## Task statement
Could you quote all of the data below word for word, leaving out the pictures?

## The data
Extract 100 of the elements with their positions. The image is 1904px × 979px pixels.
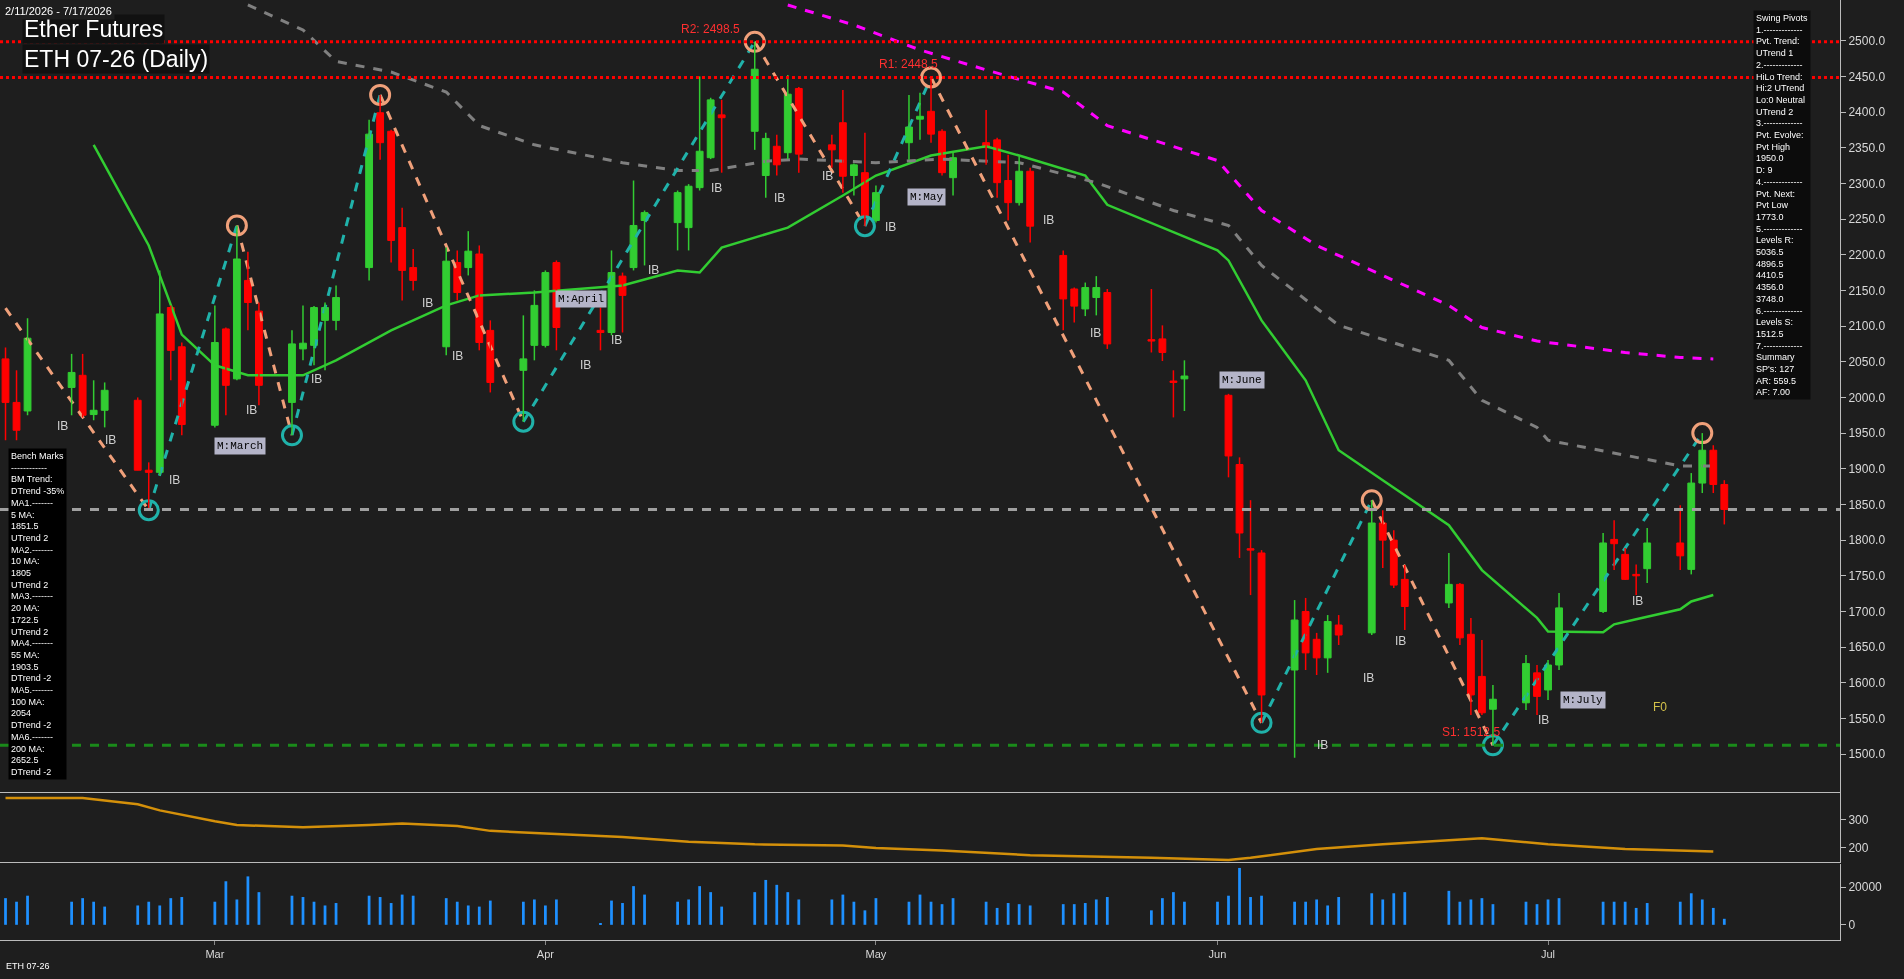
y-tick-label: 1550.0 [1848,711,1886,726]
bar [775,884,779,925]
annotation: M:July [1563,694,1604,706]
annotation: IB [1043,213,1055,227]
candlestick [607,249,616,337]
point [280,424,303,447]
y-tick-label: 1650.0 [1848,640,1886,655]
candlestick [1103,288,1112,350]
annotation: IB [422,296,434,310]
bar [389,903,393,925]
bar [169,898,173,925]
bar [1006,903,1010,925]
bar [81,898,85,925]
bar [15,901,18,925]
y-tick-label: 1500.0 [1848,747,1886,762]
point [853,215,876,238]
annotation: R1: 2448.5 [879,57,939,71]
annotation: IB [822,169,834,183]
y-tick-label: 1850.0 [1848,497,1886,512]
bar [400,894,404,925]
candlestick [12,369,21,441]
annotation: IB [1363,671,1375,685]
bar [158,905,162,925]
annotation: IB [311,372,323,386]
annotation: M:March [217,440,264,452]
bar [797,899,801,925]
bar [643,894,646,925]
y-tick-label: 1600.0 [1848,676,1886,691]
point [1250,711,1273,734]
bar [1172,892,1175,925]
bar [1249,897,1252,925]
candlestick [1312,632,1321,676]
bar [136,905,140,925]
bar [1105,897,1109,925]
bar [455,901,459,925]
annotation: IB [648,263,660,277]
bar [26,895,29,925]
bar [687,899,690,925]
candlestick [100,381,109,429]
bar [1161,898,1164,925]
candlestick [673,189,682,252]
candlestick [618,271,627,334]
bar [621,903,624,925]
bar [1381,899,1385,925]
candlestick [1,346,10,441]
bar [92,901,96,925]
bar [1304,901,1308,925]
bar [1645,903,1649,925]
annotation: 2/11/2026 - 7/17/2026 [5,5,112,17]
bar [1392,893,1396,925]
bar [1403,892,1407,925]
bar [786,892,790,925]
y-tick-label: 1900.0 [1848,461,1886,476]
bar [1447,890,1451,925]
bar [488,900,492,925]
text: Bench Marks ------------ BM Trend: DTrend -35% MA1.------- 5 MA: 1851.5 UTrend 2 MA2.------- 10 MA: 1805 UTrend 2 MA3.------- 20 MA: 1722.5 UTrend 2 MA4.------- 55 MA: 1903.5 DTrend -2 MA5.------- 100 MA: 2054 DTrend -2 MA6.------- 200 MA: 2652.5 DTrend -2 [11,451,65,777]
bar [521,901,525,925]
bar [1623,901,1627,925]
annotation: IB [169,473,181,487]
bar [213,901,217,925]
annotation: IB [1395,634,1407,648]
bar [1227,895,1230,925]
annotation: IB [774,191,786,205]
annotation: R2: 2498.5 [681,22,741,36]
candlestick [1070,286,1079,324]
bar [544,905,547,925]
bar [1612,901,1616,925]
bar [1689,893,1693,925]
candlestick [629,179,638,272]
annotation: IB [611,333,623,347]
bar [995,907,999,925]
candlestick [1257,549,1266,724]
bar [1293,901,1296,925]
bar [676,901,679,925]
candlestick [530,289,539,362]
y-tick-label: 2200.0 [1848,247,1886,262]
y-tick-label: 2500.0 [1848,33,1886,48]
bar [1083,903,1087,925]
bar [477,906,481,925]
text: ETH 07-26 [6,961,50,971]
bar [147,901,151,925]
bar [632,886,635,925]
bar [1711,907,1715,925]
candlestick [133,396,142,471]
y-tick-label: 2400.0 [1848,105,1886,120]
annotation: M:April [558,293,605,305]
point [225,214,248,237]
bar [764,879,768,925]
annotation: IB [1632,594,1644,608]
y-tick-label: 1700.0 [1848,604,1886,619]
y-tick-label: 2450.0 [1848,69,1886,84]
point [369,83,392,106]
bar [1370,893,1374,925]
candlestick [1158,324,1167,362]
bar [1150,910,1153,925]
text: ETH 07-26 (Daily) [24,46,209,72]
bar [378,897,382,925]
bar [830,899,834,925]
candlestick [1367,499,1376,636]
bar [1326,905,1330,925]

## The response
Extract 100 of the elements with their positions. The image is 1904px × 979px pixels.
y-tick-label: 1550.0 [1848,711,1886,726]
bar [775,884,779,925]
annotation: M:July [1563,694,1604,706]
annotation: IB [1043,213,1055,227]
candlestick [607,249,616,337]
point [280,424,303,447]
y-tick-label: 1650.0 [1848,640,1886,655]
candlestick [1103,288,1112,350]
annotation: IB [422,296,434,310]
bar [389,903,393,925]
bar [169,898,173,925]
bar [1006,903,1010,925]
bar [81,898,85,925]
bar [15,901,18,925]
y-tick-label: 1500.0 [1848,747,1886,762]
point [853,215,876,238]
annotation: R1: 2448.5 [879,57,939,71]
annotation: IB [822,169,834,183]
y-tick-label: 1850.0 [1848,497,1886,512]
bar [400,894,404,925]
candlestick [12,369,21,441]
annotation: IB [1363,671,1375,685]
bar [158,905,162,925]
annotation: IB [311,372,323,386]
annotation: M:March [217,440,264,452]
bar [797,899,801,925]
bar [643,894,646,925]
y-tick-label: 1600.0 [1848,676,1886,691]
point [1250,711,1273,734]
bar [1172,892,1175,925]
bar [1249,897,1252,925]
candlestick [1312,632,1321,676]
bar [136,905,140,925]
bar [1105,897,1109,925]
bar [455,901,459,925]
annotation: IB [648,263,660,277]
bar [26,895,29,925]
bar [687,899,690,925]
candlestick [100,381,109,429]
bar [1161,898,1164,925]
candlestick [673,189,682,252]
candlestick [618,271,627,334]
bar [621,903,624,925]
bar [1381,899,1385,925]
candlestick [1,346,10,441]
bar [92,901,96,925]
bar [1304,901,1308,925]
bar [1645,903,1649,925]
annotation: 2/11/2026 - 7/17/2026 [5,5,112,17]
bar [1392,893,1396,925]
bar [1403,892,1407,925]
bar [786,892,790,925]
y-tick-label: 1900.0 [1848,461,1886,476]
bar [1447,890,1451,925]
bar [488,900,492,925]
text: Bench Marks ------------ BM Trend: DTrend -35% MA1.------- 5 MA: 1851.5 UTrend 2 MA2.------- 10 MA: 1805 UTrend 2 MA3.------- 20 MA: 1722.5 UTrend 2 MA4.------- 55 MA: 1903.5 DTrend -2 MA5.------- 100 MA: 2054 DTrend -2 MA6.------- 200 MA: 2652.5 DTrend -2 [11,451,65,777]
bar [521,901,525,925]
bar [1623,901,1627,925]
annotation: IB [169,473,181,487]
bar [213,901,217,925]
annotation: IB [1395,634,1407,648]
bar [1227,895,1230,925]
annotation: IB [774,191,786,205]
annotation: R2: 2498.5 [681,22,741,36]
candlestick [1070,286,1079,324]
bar [544,905,547,925]
bar [1612,901,1616,925]
bar [1689,893,1693,925]
candlestick [629,179,638,272]
annotation: IB [611,333,623,347]
bar [995,907,999,925]
candlestick [1257,549,1266,724]
bar [1293,901,1296,925]
bar [676,901,679,925]
candlestick [530,289,539,362]
y-tick-label: 2200.0 [1848,247,1886,262]
y-tick-label: 2500.0 [1848,33,1886,48]
bar [1083,903,1087,925]
bar [477,906,481,925]
text: ETH 07-26 [6,961,50,971]
bar [147,901,151,925]
bar [632,886,635,925]
bar [1711,907,1715,925]
candlestick [133,396,142,471]
y-tick-label: 2400.0 [1848,105,1886,120]
annotation: M:April [558,293,605,305]
point [225,214,248,237]
bar [764,879,768,925]
annotation: IB [1632,594,1644,608]
y-tick-label: 1700.0 [1848,604,1886,619]
y-tick-label: 2450.0 [1848,69,1886,84]
point [369,83,392,106]
bar [1370,893,1374,925]
candlestick [1158,324,1167,362]
bar [1150,910,1153,925]
text: ETH 07-26 (Daily) [24,46,209,72]
bar [378,897,382,925]
bar [830,899,834,925]
candlestick [1367,499,1376,636]
bar [1326,905,1330,925]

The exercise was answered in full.